▶ THE PROBLEM:
List every line below containing "thực".

▶ RECORD LIST:
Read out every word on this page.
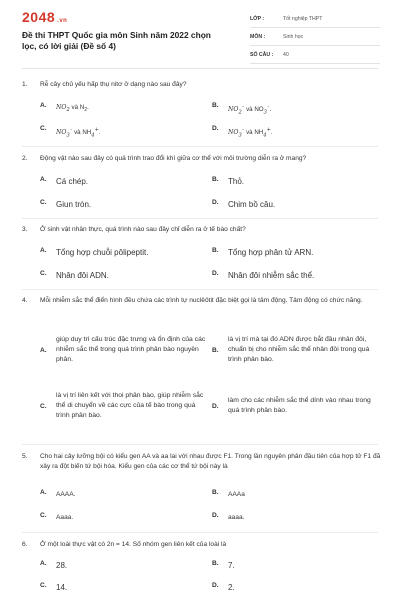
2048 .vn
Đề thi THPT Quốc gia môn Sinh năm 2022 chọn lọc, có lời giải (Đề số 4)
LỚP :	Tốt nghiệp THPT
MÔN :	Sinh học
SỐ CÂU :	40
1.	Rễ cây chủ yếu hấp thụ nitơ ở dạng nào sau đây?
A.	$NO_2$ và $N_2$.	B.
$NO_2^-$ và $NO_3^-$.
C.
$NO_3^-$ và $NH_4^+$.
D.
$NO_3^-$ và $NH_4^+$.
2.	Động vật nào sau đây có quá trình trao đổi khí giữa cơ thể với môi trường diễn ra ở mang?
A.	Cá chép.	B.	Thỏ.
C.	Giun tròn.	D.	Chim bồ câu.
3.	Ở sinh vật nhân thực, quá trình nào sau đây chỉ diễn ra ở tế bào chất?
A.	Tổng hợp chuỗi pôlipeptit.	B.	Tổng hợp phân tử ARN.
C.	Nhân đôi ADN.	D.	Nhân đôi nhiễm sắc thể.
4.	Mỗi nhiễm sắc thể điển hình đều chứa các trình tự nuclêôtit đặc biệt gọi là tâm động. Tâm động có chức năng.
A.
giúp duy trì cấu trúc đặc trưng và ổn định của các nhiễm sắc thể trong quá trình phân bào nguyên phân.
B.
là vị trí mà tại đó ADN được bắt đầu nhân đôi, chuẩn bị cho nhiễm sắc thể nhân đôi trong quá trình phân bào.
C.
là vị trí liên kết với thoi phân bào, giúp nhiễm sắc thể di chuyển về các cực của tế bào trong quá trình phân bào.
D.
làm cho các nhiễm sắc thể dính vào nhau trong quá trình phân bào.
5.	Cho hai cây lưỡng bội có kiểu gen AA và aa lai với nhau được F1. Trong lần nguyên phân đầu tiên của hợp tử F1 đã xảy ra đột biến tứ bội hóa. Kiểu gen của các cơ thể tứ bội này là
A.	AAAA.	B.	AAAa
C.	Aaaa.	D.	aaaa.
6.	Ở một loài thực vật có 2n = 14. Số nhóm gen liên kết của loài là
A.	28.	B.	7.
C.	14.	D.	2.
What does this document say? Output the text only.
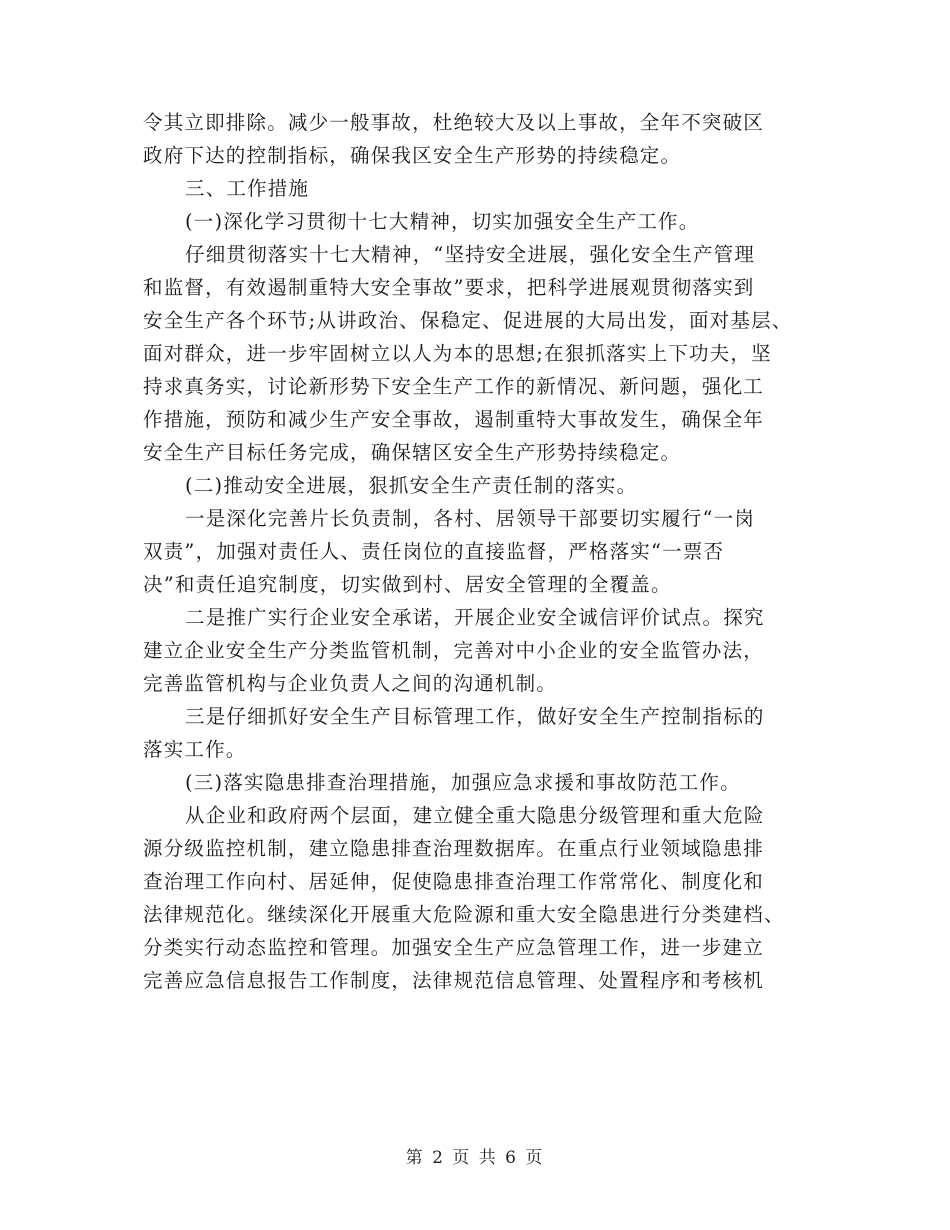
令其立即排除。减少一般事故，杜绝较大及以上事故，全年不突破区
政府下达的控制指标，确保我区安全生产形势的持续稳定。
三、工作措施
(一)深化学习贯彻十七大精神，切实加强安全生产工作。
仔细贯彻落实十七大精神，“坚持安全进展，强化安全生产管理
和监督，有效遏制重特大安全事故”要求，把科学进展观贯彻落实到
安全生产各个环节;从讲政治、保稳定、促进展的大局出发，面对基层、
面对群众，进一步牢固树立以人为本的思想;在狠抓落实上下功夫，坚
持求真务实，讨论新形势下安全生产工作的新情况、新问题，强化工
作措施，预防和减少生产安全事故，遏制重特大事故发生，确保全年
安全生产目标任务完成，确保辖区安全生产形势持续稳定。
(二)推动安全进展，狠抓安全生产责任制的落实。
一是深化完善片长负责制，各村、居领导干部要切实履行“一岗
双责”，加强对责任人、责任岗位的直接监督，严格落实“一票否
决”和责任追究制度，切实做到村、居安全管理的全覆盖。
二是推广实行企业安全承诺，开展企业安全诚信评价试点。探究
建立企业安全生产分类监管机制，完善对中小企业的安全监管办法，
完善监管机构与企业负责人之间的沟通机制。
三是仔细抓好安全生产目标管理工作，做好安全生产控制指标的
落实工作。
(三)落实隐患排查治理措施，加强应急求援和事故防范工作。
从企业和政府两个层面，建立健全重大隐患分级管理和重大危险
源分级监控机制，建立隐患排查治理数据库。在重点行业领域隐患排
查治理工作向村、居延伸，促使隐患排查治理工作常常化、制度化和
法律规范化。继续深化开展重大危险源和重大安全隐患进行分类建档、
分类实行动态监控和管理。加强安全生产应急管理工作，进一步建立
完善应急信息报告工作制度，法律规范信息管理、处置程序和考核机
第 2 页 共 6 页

▶ REPLY TO THE EXERCISE:
3.	Ở sinh vật nhân thực, quá trình nào sau đây chỉ diễn ra ở tế bào chất?
6.	Ở một loài thực vật có 2n = 14. Số nhóm gen liên kết của loài là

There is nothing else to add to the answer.